> **WHAT THE EXERCISE ASKS**
Print out the lines below without changing anything, but omit the pictures.

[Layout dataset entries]
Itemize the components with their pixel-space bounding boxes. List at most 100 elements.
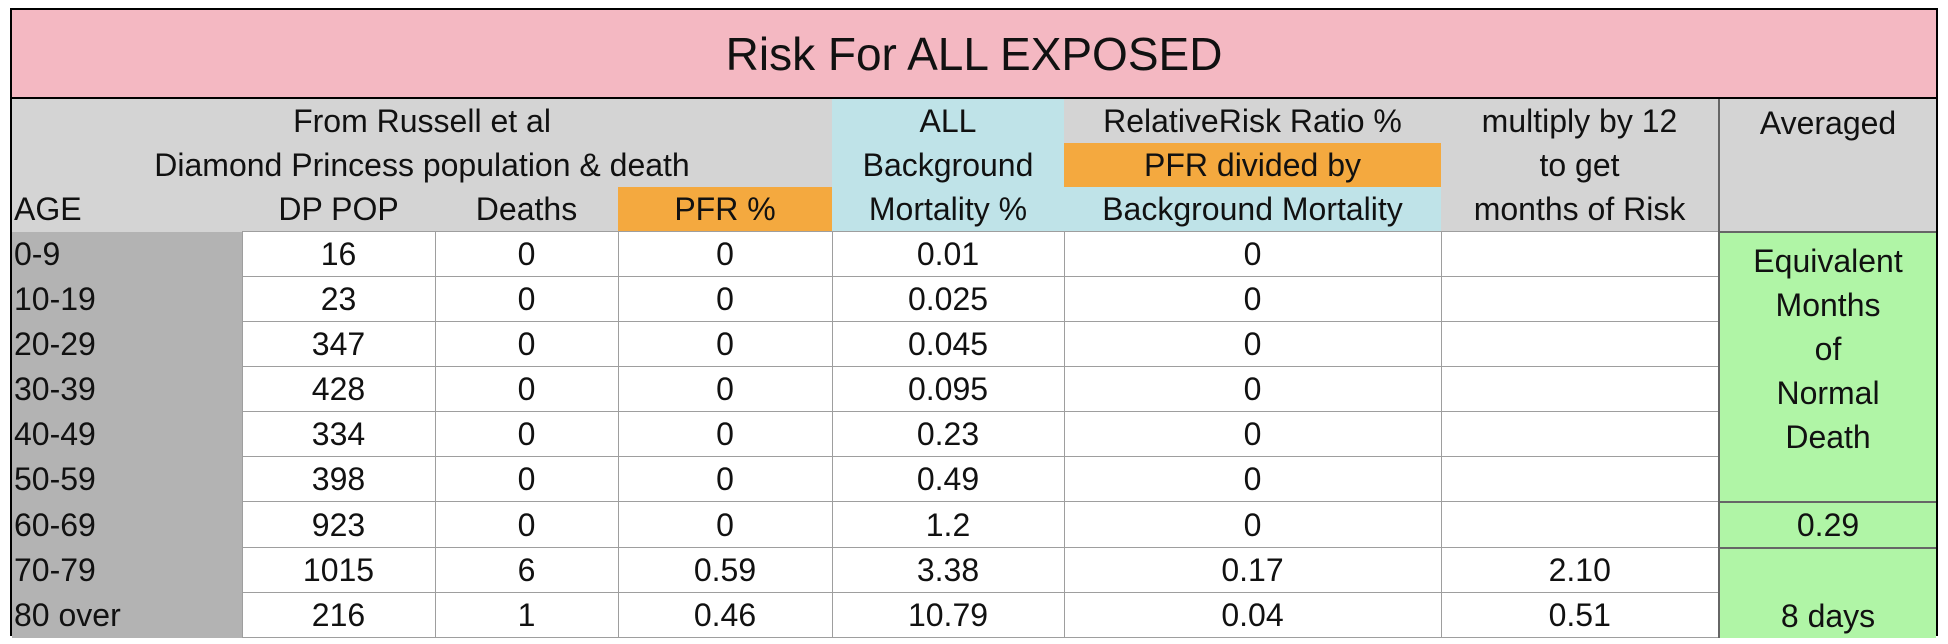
column-header-age: AGE	[12, 187, 242, 232]
relative-risk-cell: 0	[1063, 501, 1442, 548]
table-row: 20-29 347 0 0 0.045 0	[12, 321, 1936, 367]
background-cell: 0.095	[831, 366, 1065, 412]
months-cell	[1440, 276, 1720, 322]
age-cell: 50-59	[12, 456, 242, 502]
pfr-cell: 0	[617, 366, 833, 412]
pfr-cell: 0	[617, 456, 833, 502]
header-row-1: From Russell et al ALL RelativeRisk Rati…	[12, 98, 1937, 232]
age-cell: 40-49	[12, 411, 242, 457]
background-cell: 0.045	[831, 321, 1065, 367]
equivalent-label-line: Normal	[1776, 374, 1880, 411]
months-cell	[1440, 456, 1720, 502]
pfr-cell: 0	[617, 321, 833, 367]
months-cell	[1440, 231, 1720, 277]
pop-cell: 334	[241, 411, 436, 457]
header-row-3: AGE DP POP Deaths PFR % Mortality % Back…	[12, 187, 1936, 232]
age-cell: 20-29	[12, 321, 242, 367]
source-header-line2: Diamond Princess population & death	[12, 143, 832, 187]
background-cell: 0.23	[831, 411, 1065, 457]
relative-risk-cell: 0	[1063, 231, 1442, 277]
pop-cell: 347	[241, 321, 436, 367]
months-cell	[1440, 501, 1720, 548]
risk-table: Risk For ALL EXPOSED From Russell et al …	[12, 10, 1937, 638]
title-row: Risk For ALL EXPOSED	[12, 10, 1937, 99]
pfr-cell: 0	[617, 276, 833, 322]
multiply-header-line1: multiply by 12	[1441, 98, 1719, 143]
pfr-cell: 0	[617, 411, 833, 457]
pfr-cell: 0.59	[617, 547, 833, 593]
table-title: Risk For ALL EXPOSED	[12, 10, 1937, 99]
months-cell: 0.51	[1440, 592, 1720, 638]
age-cell: 70-79	[12, 547, 242, 593]
deaths-cell: 0	[434, 366, 619, 412]
pfr-cell: 0	[617, 501, 833, 548]
spreadsheet: Risk For ALL EXPOSED From Russell et al …	[10, 8, 1938, 638]
equivalent-label-line: Months	[1775, 286, 1881, 323]
background-cell: 1.2	[831, 501, 1065, 548]
age-cell: 30-39	[12, 366, 242, 412]
deaths-cell: 0	[434, 276, 619, 322]
pfr-cell: 0.46	[617, 592, 833, 638]
relative-risk-cell: 0	[1063, 411, 1442, 457]
relative-risk-header-line3: Background Mortality	[1064, 187, 1441, 232]
deaths-cell: 6	[434, 547, 619, 593]
deaths-cell: 0	[434, 321, 619, 367]
months-cell: 2.10	[1440, 547, 1720, 593]
relative-risk-cell: 0.17	[1063, 547, 1442, 593]
relative-risk-header-line1: RelativeRisk Ratio %	[1064, 98, 1441, 143]
averaged-months-value: 0.29	[1717, 500, 1937, 549]
column-header-pop: DP POP	[242, 187, 435, 232]
averaged-days-value: 8 days	[1717, 546, 1937, 638]
pop-cell: 1015	[241, 547, 436, 593]
background-cell: 0.025	[831, 276, 1065, 322]
table-row: 0-9 16 0 0 0.01 0 Equivalent Months of N…	[12, 230, 1937, 503]
background-header-line1: ALL	[832, 98, 1064, 143]
pfr-cell: 0	[617, 231, 833, 277]
pop-cell: 16	[241, 231, 436, 277]
column-header-pfr: PFR %	[618, 187, 832, 232]
pop-cell: 23	[241, 276, 436, 322]
header-row-2: Diamond Princess population & death Back…	[12, 143, 1936, 187]
relative-risk-cell: 0	[1063, 456, 1442, 502]
multiply-header-line2: to get	[1441, 143, 1719, 187]
age-cell: 80 over	[12, 592, 242, 638]
deaths-cell: 0	[434, 456, 619, 502]
relative-risk-cell: 0.04	[1063, 592, 1442, 638]
background-cell: 3.38	[831, 547, 1065, 593]
deaths-cell: 0	[434, 231, 619, 277]
equivalent-label-line: of	[1814, 330, 1842, 367]
background-header-line2: Background	[832, 143, 1064, 187]
age-cell: 60-69	[12, 501, 242, 548]
background-header-line3: Mortality %	[832, 187, 1064, 232]
table-row: 50-59 398 0 0 0.49 0	[12, 456, 1936, 502]
table-row: 40-49 334 0 0 0.23 0	[12, 411, 1936, 457]
table-row: 80 over 216 1 0.46 10.79 0.04 0.51	[12, 592, 1936, 638]
multiply-header-line3: months of Risk	[1441, 187, 1719, 232]
equivalent-label-line: Death	[1785, 418, 1871, 455]
pop-cell: 216	[241, 592, 436, 638]
equivalent-label-line: Equivalent	[1753, 242, 1903, 279]
deaths-cell: 0	[434, 501, 619, 548]
source-header-line1: From Russell et al	[12, 98, 832, 143]
pop-cell: 428	[241, 366, 436, 412]
equivalent-months-label: Equivalent Months of Normal Death	[1717, 230, 1937, 503]
background-cell: 0.49	[831, 456, 1065, 502]
age-cell: 0-9	[12, 231, 242, 277]
pop-cell: 398	[241, 456, 436, 502]
age-cell: 10-19	[12, 276, 242, 322]
deaths-cell: 1	[434, 592, 619, 638]
pop-cell: 923	[241, 501, 436, 548]
table-row: 30-39 428 0 0 0.095 0	[12, 366, 1936, 412]
column-header-deaths: Deaths	[435, 187, 618, 232]
relative-risk-header-line2: PFR divided by	[1064, 143, 1441, 187]
months-cell	[1440, 411, 1720, 457]
relative-risk-cell: 0	[1063, 276, 1442, 322]
table-row: 70-79 1015 6 0.59 3.38 0.17 2.10 8 days	[12, 546, 1937, 638]
deaths-cell: 0	[434, 411, 619, 457]
table-row: 60-69 923 0 0 1.2 0 0.29	[12, 500, 1937, 549]
months-cell	[1440, 321, 1720, 367]
background-cell: 0.01	[831, 231, 1065, 277]
background-cell: 10.79	[831, 592, 1065, 638]
months-cell	[1440, 366, 1720, 412]
relative-risk-cell: 0	[1063, 366, 1442, 412]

> **WRITTEN RESPONSE**
Itemize the components with their pixel-space bounding boxes. List at most 100 elements.
column-header-age: AGE	[12, 187, 242, 232]
relative-risk-cell: 0	[1063, 501, 1442, 548]
table-row: 20-29 347 0 0 0.045 0	[12, 321, 1936, 367]
background-cell: 0.095	[831, 366, 1065, 412]
months-cell	[1440, 276, 1720, 322]
age-cell: 50-59	[12, 456, 242, 502]
pfr-cell: 0	[617, 366, 833, 412]
pfr-cell: 0	[617, 456, 833, 502]
header-row-1: From Russell et al ALL RelativeRisk Rati…	[12, 98, 1937, 232]
age-cell: 40-49	[12, 411, 242, 457]
background-cell: 0.045	[831, 321, 1065, 367]
equivalent-label-line: Normal	[1776, 374, 1880, 411]
months-cell	[1440, 456, 1720, 502]
pfr-cell: 0	[617, 321, 833, 367]
months-cell	[1440, 231, 1720, 277]
pop-cell: 334	[241, 411, 436, 457]
header-row-3: AGE DP POP Deaths PFR % Mortality % Back…	[12, 187, 1936, 232]
age-cell: 20-29	[12, 321, 242, 367]
source-header-line2: Diamond Princess population & death	[12, 143, 832, 187]
background-cell: 0.23	[831, 411, 1065, 457]
relative-risk-cell: 0	[1063, 231, 1442, 277]
pop-cell: 347	[241, 321, 436, 367]
months-cell	[1440, 501, 1720, 548]
risk-table: Risk For ALL EXPOSED From Russell et al …	[12, 10, 1937, 638]
title-row: Risk For ALL EXPOSED	[12, 10, 1937, 99]
pfr-cell: 0	[617, 276, 833, 322]
multiply-header-line1: multiply by 12	[1441, 98, 1719, 143]
pfr-cell: 0	[617, 411, 833, 457]
pfr-cell: 0.59	[617, 547, 833, 593]
table-title: Risk For ALL EXPOSED	[12, 10, 1937, 99]
months-cell: 0.51	[1440, 592, 1720, 638]
age-cell: 70-79	[12, 547, 242, 593]
deaths-cell: 0	[434, 366, 619, 412]
pfr-cell: 0	[617, 501, 833, 548]
spreadsheet: Risk For ALL EXPOSED From Russell et al …	[10, 8, 1938, 638]
equivalent-label-line: Months	[1775, 286, 1881, 323]
background-cell: 1.2	[831, 501, 1065, 548]
age-cell: 30-39	[12, 366, 242, 412]
deaths-cell: 0	[434, 276, 619, 322]
pfr-cell: 0.46	[617, 592, 833, 638]
relative-risk-cell: 0	[1063, 411, 1442, 457]
relative-risk-header-line3: Background Mortality	[1064, 187, 1441, 232]
deaths-cell: 6	[434, 547, 619, 593]
deaths-cell: 0	[434, 321, 619, 367]
months-cell: 2.10	[1440, 547, 1720, 593]
relative-risk-cell: 0.17	[1063, 547, 1442, 593]
relative-risk-header-line1: RelativeRisk Ratio %	[1064, 98, 1441, 143]
averaged-months-value: 0.29	[1717, 500, 1937, 549]
column-header-pop: DP POP	[242, 187, 435, 232]
averaged-days-value: 8 days	[1717, 546, 1937, 638]
pop-cell: 1015	[241, 547, 436, 593]
background-cell: 0.025	[831, 276, 1065, 322]
table-row: 0-9 16 0 0 0.01 0 Equivalent Months of N…	[12, 230, 1937, 503]
background-header-line1: ALL	[832, 98, 1064, 143]
pfr-cell: 0	[617, 231, 833, 277]
pop-cell: 16	[241, 231, 436, 277]
column-header-pfr: PFR %	[618, 187, 832, 232]
pop-cell: 23	[241, 276, 436, 322]
header-row-2: Diamond Princess population & death Back…	[12, 143, 1936, 187]
relative-risk-cell: 0	[1063, 456, 1442, 502]
multiply-header-line2: to get	[1441, 143, 1719, 187]
age-cell: 80 over	[12, 592, 242, 638]
deaths-cell: 0	[434, 456, 619, 502]
relative-risk-cell: 0.04	[1063, 592, 1442, 638]
background-cell: 3.38	[831, 547, 1065, 593]
deaths-cell: 0	[434, 231, 619, 277]
equivalent-label-line: of	[1814, 330, 1842, 367]
background-header-line2: Background	[832, 143, 1064, 187]
age-cell: 60-69	[12, 501, 242, 548]
background-header-line3: Mortality %	[832, 187, 1064, 232]
table-row: 50-59 398 0 0 0.49 0	[12, 456, 1936, 502]
table-row: 40-49 334 0 0 0.23 0	[12, 411, 1936, 457]
table-row: 80 over 216 1 0.46 10.79 0.04 0.51	[12, 592, 1936, 638]
multiply-header-line3: months of Risk	[1441, 187, 1719, 232]
equivalent-label-line: Death	[1785, 418, 1871, 455]
pop-cell: 216	[241, 592, 436, 638]
equivalent-label-line: Equivalent	[1753, 242, 1903, 279]
deaths-cell: 0	[434, 501, 619, 548]
source-header-line1: From Russell et al	[12, 98, 832, 143]
pop-cell: 428	[241, 366, 436, 412]
equivalent-months-label: Equivalent Months of Normal Death	[1717, 230, 1937, 503]
background-cell: 0.49	[831, 456, 1065, 502]
age-cell: 0-9	[12, 231, 242, 277]
pop-cell: 398	[241, 456, 436, 502]
age-cell: 10-19	[12, 276, 242, 322]
deaths-cell: 1	[434, 592, 619, 638]
pop-cell: 923	[241, 501, 436, 548]
table-row: 30-39 428 0 0 0.095 0	[12, 366, 1936, 412]
column-header-deaths: Deaths	[435, 187, 618, 232]
relative-risk-header-line2: PFR divided by	[1064, 143, 1441, 187]
months-cell	[1440, 411, 1720, 457]
relative-risk-cell: 0	[1063, 276, 1442, 322]
table-row: 70-79 1015 6 0.59 3.38 0.17 2.10 8 days	[12, 546, 1937, 638]
deaths-cell: 0	[434, 411, 619, 457]
table-row: 60-69 923 0 0 1.2 0 0.29	[12, 500, 1937, 549]
months-cell	[1440, 321, 1720, 367]
background-cell: 0.01	[831, 231, 1065, 277]
background-cell: 10.79	[831, 592, 1065, 638]
months-cell	[1440, 366, 1720, 412]
relative-risk-cell: 0	[1063, 366, 1442, 412]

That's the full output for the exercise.